▸ SHORT TASK
Arrange the lines of the item below as a numbered list, omitting any blank lines and leaving the picture out of your answer.

▸ RECORDED DATA
_____
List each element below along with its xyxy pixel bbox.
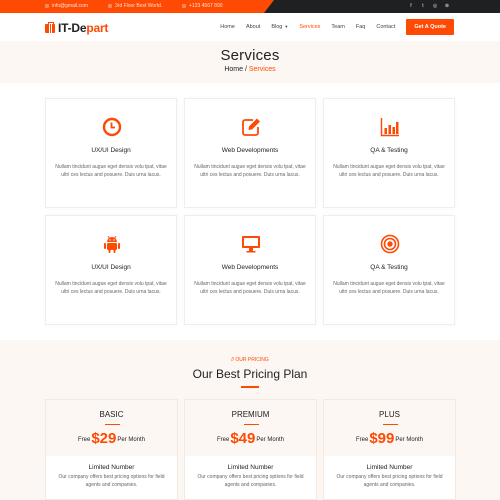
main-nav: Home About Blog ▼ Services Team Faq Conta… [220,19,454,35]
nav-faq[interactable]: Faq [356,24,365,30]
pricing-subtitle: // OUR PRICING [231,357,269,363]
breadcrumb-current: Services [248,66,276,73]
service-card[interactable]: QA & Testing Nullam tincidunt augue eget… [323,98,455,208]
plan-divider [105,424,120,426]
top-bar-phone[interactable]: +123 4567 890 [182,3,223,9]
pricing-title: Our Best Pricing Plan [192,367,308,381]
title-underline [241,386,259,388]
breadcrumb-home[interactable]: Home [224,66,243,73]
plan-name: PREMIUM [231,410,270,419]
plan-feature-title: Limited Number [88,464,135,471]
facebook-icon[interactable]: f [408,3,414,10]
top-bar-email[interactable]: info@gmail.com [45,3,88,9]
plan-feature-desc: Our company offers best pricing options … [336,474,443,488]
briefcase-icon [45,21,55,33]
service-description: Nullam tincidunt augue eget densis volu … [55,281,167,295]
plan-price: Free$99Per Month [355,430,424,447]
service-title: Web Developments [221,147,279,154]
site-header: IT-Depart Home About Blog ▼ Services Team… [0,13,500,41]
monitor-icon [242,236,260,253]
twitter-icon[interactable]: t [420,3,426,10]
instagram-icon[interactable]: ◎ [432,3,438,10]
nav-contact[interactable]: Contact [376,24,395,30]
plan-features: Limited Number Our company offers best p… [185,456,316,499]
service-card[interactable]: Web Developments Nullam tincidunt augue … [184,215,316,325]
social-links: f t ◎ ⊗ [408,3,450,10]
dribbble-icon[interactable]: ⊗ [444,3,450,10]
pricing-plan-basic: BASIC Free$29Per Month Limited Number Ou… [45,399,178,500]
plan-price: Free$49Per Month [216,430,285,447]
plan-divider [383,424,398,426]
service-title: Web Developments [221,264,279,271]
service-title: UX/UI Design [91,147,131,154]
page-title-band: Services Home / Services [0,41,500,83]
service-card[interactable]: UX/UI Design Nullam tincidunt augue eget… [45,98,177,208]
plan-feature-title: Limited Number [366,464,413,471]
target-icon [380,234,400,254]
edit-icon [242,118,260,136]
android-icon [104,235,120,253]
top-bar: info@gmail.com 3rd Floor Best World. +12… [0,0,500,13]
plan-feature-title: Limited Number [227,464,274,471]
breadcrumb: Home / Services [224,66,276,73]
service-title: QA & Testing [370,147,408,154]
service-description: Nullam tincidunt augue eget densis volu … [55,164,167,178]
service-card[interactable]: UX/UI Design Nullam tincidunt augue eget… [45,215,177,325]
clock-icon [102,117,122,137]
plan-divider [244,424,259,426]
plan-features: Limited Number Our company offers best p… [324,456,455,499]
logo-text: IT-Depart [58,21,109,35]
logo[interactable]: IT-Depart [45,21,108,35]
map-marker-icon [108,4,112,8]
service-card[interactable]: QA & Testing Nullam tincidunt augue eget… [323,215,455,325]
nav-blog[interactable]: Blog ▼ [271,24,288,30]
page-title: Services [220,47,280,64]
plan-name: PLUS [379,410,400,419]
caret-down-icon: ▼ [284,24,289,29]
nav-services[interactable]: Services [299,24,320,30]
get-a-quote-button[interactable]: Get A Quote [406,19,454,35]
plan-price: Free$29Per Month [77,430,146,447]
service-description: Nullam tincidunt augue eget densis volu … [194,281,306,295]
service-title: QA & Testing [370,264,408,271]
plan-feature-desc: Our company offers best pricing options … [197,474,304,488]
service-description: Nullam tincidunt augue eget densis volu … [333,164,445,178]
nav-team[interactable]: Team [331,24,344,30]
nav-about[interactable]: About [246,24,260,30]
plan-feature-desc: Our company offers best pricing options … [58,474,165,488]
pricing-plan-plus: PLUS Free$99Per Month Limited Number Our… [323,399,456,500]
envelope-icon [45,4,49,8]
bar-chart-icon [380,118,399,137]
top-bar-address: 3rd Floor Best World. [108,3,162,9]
_____
▸ COMPLETED EXERCISE
1. List each element below along with its xyxy pixel bbox.
2. main-nav: Home About Blog ▼ Services Team Faq Conta… [220,19,454,35]
3. nav-faq[interactable]: Faq [356,24,365,30]
4. pricing-subtitle: // OUR PRICING [231,357,269,363]
5. breadcrumb-current: Services [248,66,276,73]
6. service-card[interactable]: QA & Testing Nullam tincidunt augue eget… [323,98,455,208]
7. plan-divider [105,424,120,426]
8. top-bar-phone[interactable]: +123 4567 890 [182,3,223,9]
9. pricing-title: Our Best Pricing Plan [192,367,308,381]
10. title-underline [241,386,259,388]
11. breadcrumb-home[interactable]: Home [224,66,243,73]
12. plan-name: PREMIUM [231,410,270,419]
13. plan-feature-title: Limited Number [88,464,135,471]
14. facebook-icon[interactable]: f [408,3,414,10]
15. top-bar-email[interactable]: info@gmail.com [45,3,88,9]
16. plan-feature-desc: Our company offers best pricing options … [336,474,443,488]
17. briefcase-icon [45,21,55,33]
18. service-description: Nullam tincidunt augue eget densis volu … [55,281,167,295]
19. plan-price: Free$99Per Month [355,430,424,447]
20. service-title: Web Developments [221,147,279,154]
21. site-header: IT-Depart Home About Blog ▼ Services Team… [0,13,500,41]
22. monitor-icon [242,236,260,253]
23. twitter-icon[interactable]: t [420,3,426,10]
24. instagram-icon[interactable]: ◎ [432,3,438,10]
25. nav-contact[interactable]: Contact [376,24,395,30]
26. plan-features: Limited Number Our company offers best p… [185,456,316,499]
27. service-card[interactable]: Web Developments Nullam tincidunt augue … [184,215,316,325]
28. social-links: f t ◎ ⊗ [408,3,450,10]
29. dribbble-icon[interactable]: ⊗ [444,3,450,10]
30. pricing-plan-basic: BASIC Free$29Per Month Limited Number Ou… [45,399,178,500]
31. plan-price: Free$49Per Month [216,430,285,447]
32. plan-divider [383,424,398,426]
33. service-title: Web Developments [221,264,279,271]
34. service-title: UX/UI Design [91,147,131,154]
35. page-title-band: Services Home / Services [0,41,500,83]
36. service-card[interactable]: UX/UI Design Nullam tincidunt augue eget… [45,98,177,208]
37. plan-feature-title: Limited Number [366,464,413,471]
38. target-icon [380,234,400,254]
39. edit-icon [242,118,260,136]
40. android-icon [104,235,120,253]
41. top-bar: info@gmail.com 3rd Floor Best World. +12… [0,0,500,13]
42. plan-feature-title: Limited Number [227,464,274,471]
43. breadcrumb: Home / Services [224,66,276,73]
44. service-title: QA & Testing [370,147,408,154]
45. service-description: Nullam tincidunt augue eget densis volu … [55,164,167,178]
46. service-card[interactable]: UX/UI Design Nullam tincidunt augue eget… [45,215,177,325]
47. clock-icon [102,117,122,137]
48. plan-divider [244,424,259,426]
49. plan-features: Limited Number Our company offers best p… [324,456,455,499]
50. logo-text: IT-Depart [58,21,109,35]
51. logo[interactable]: IT-Depart [45,21,108,35]
52. map-marker-icon [108,4,112,8]
53. service-card[interactable]: QA & Testing Nullam tincidunt augue eget… [323,215,455,325]
54. nav-blog[interactable]: Blog ▼ [271,24,288,30]
55. page-title: Services [220,47,280,64]
56. plan-name: PLUS [379,410,400,419]
57. caret-down-icon: ▼ [284,24,289,29]
58. nav-services[interactable]: Services [299,24,320,30]
59. get-a-quote-button[interactable]: Get A Quote [406,19,454,35]
60. plan-price: Free$29Per Month [77,430,146,447]
61. service-description: Nullam tincidunt augue eget densis volu … [194,281,306,295]
62. service-title: QA & Testing [370,264,408,271]
63. plan-feature-desc: Our company offers best pricing options … [197,474,304,488]
64. service-description: Nullam tincidunt augue eget densis volu … [333,164,445,178]
65. nav-team[interactable]: Team [331,24,344,30]
66. nav-about[interactable]: About [246,24,260,30]
67. plan-feature-desc: Our company offers best pricing options … [58,474,165,488]
68. pricing-plan-plus: PLUS Free$99Per Month Limited Number Our… [323,399,456,500]
69. envelope-icon [45,4,49,8]
70. bar-chart-icon [380,118,399,137]
71. top-bar-address: 3rd Floor Best World. [108,3,162,9]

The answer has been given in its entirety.